Show every line in the records below that contains the word "Terraza".

%%

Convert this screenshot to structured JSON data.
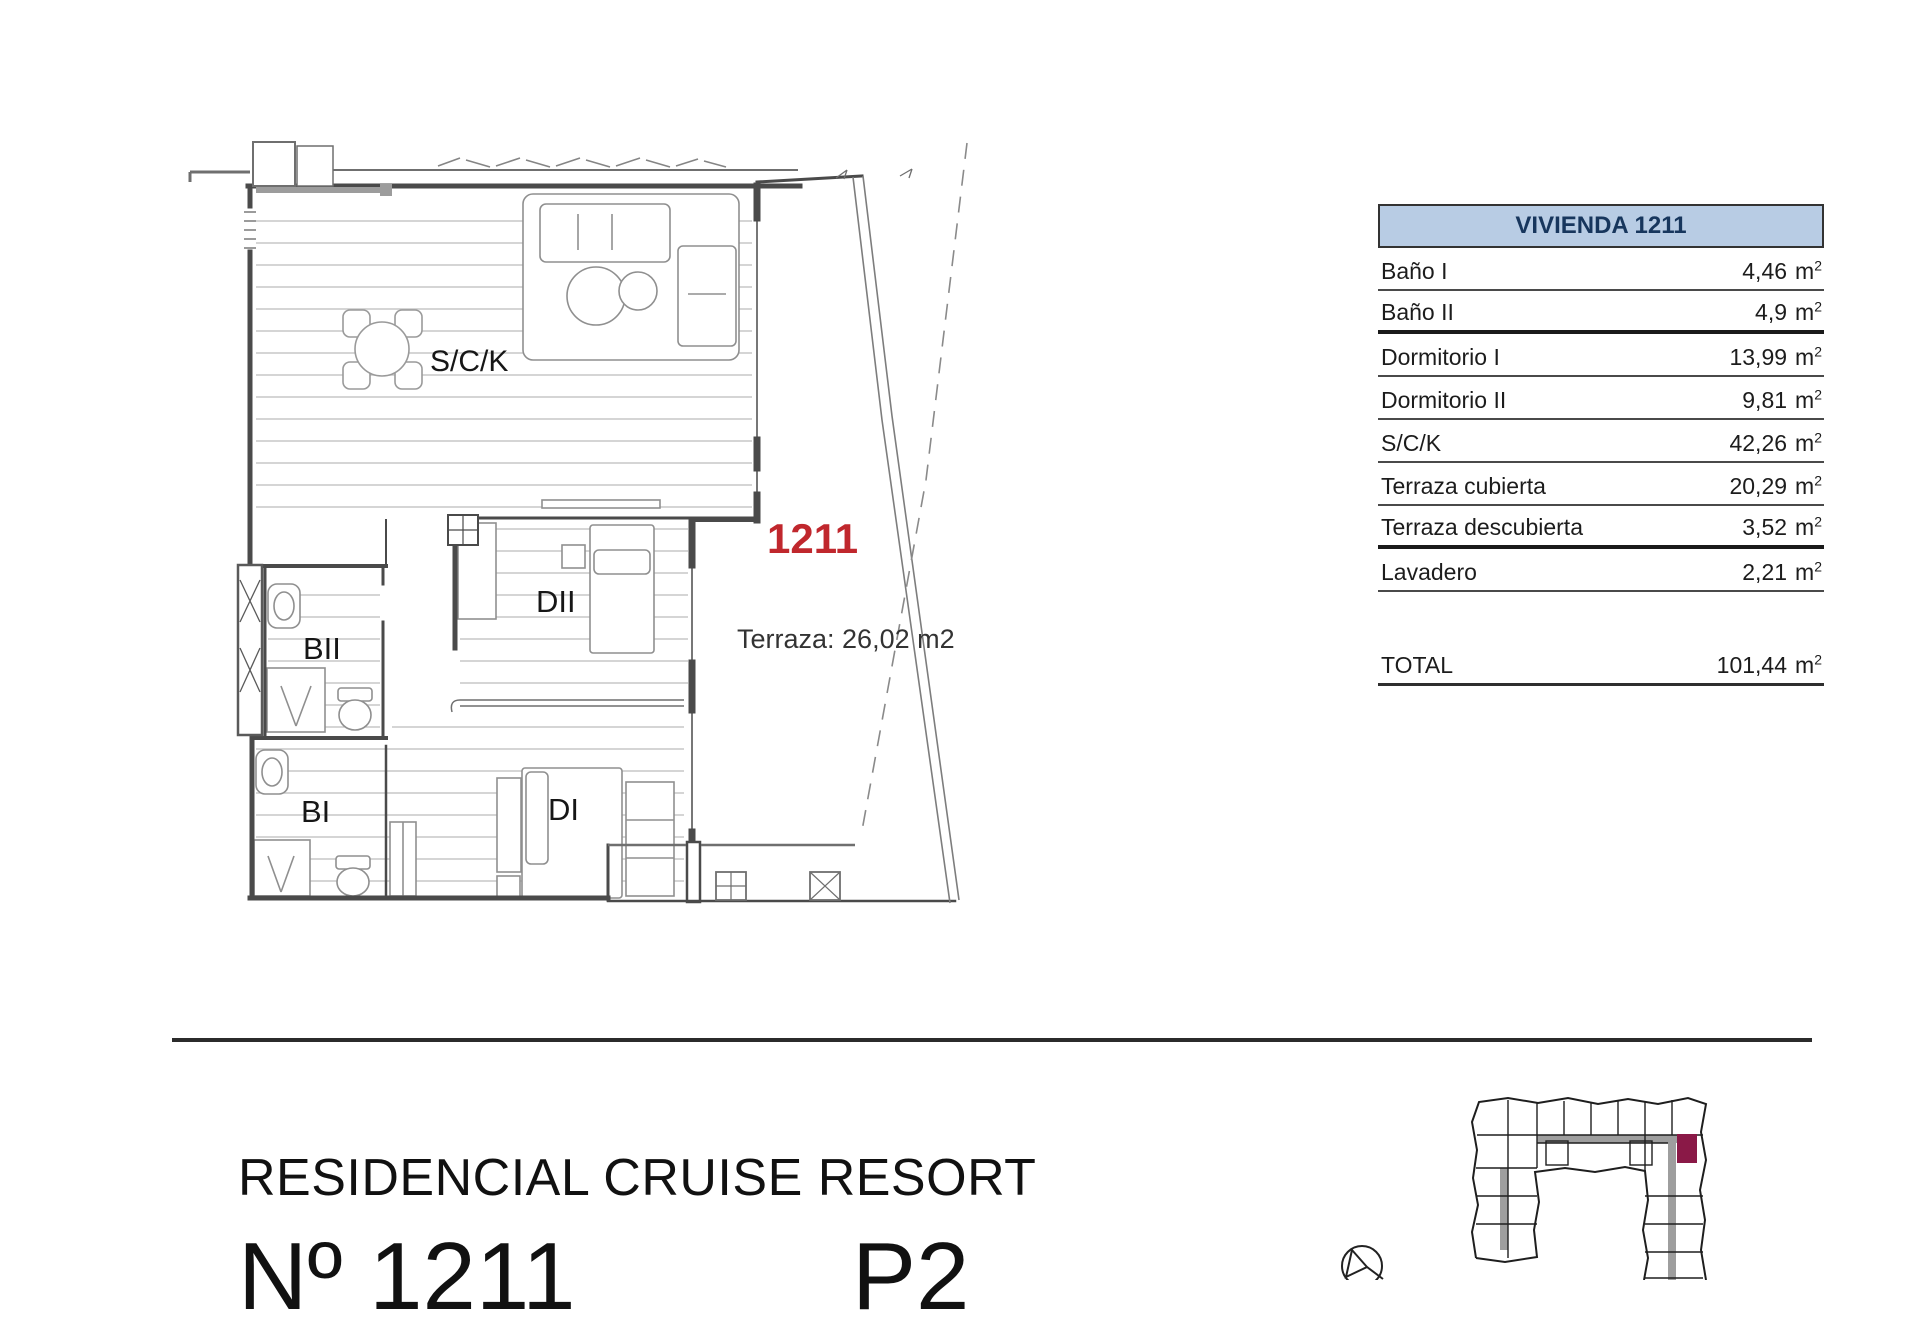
{
  "floor_plan": {
    "unit_number": "1211",
    "terrace_note": "Terraza: 26,02 m2",
    "room_labels": {
      "living": "S/C/K",
      "bedroom2": "DII",
      "bath2": "BII",
      "bath1": "BI",
      "bedroom1": "DI"
    }
  },
  "area_table": {
    "header": "VIVIENDA 1211",
    "rows": [
      {
        "label": "Baño I",
        "value": "4,46",
        "unit": "m",
        "sup": "2"
      },
      {
        "label": "Baño II",
        "value": "4,9",
        "unit": "m",
        "sup": "2"
      },
      {
        "label": "Dormitorio I",
        "value": "13,99",
        "unit": "m",
        "sup": "2"
      },
      {
        "label": "Dormitorio II",
        "value": "9,81",
        "unit": "m",
        "sup": "2"
      },
      {
        "label": "S/C/K",
        "value": "42,26",
        "unit": "m",
        "sup": "2"
      },
      {
        "label": "Terraza cubierta",
        "value": "20,29",
        "unit": "m",
        "sup": "2"
      },
      {
        "label": "Terraza descubierta",
        "value": "3,52",
        "unit": "m",
        "sup": "2"
      },
      {
        "label": "Lavadero",
        "value": "2,21",
        "unit": "m",
        "sup": "2"
      }
    ],
    "total": {
      "label": "TOTAL",
      "value": "101,44",
      "unit": "m",
      "sup": "2"
    }
  },
  "footer": {
    "project_name": "RESIDENCIAL CRUISE RESORT",
    "unit_label": "Nº 1211",
    "floor_label": "P2"
  },
  "colors": {
    "unit_number_red": "#c0272d",
    "table_header_bg": "#b8cce4",
    "table_header_text": "#17365d",
    "highlighted_unit": "#8a1947"
  }
}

%%

§ **Written solution**
    "terrace_note": "Terraza: 26,02 m2",
        "label": "Terraza cubierta",
        "label": "Terraza descubierta",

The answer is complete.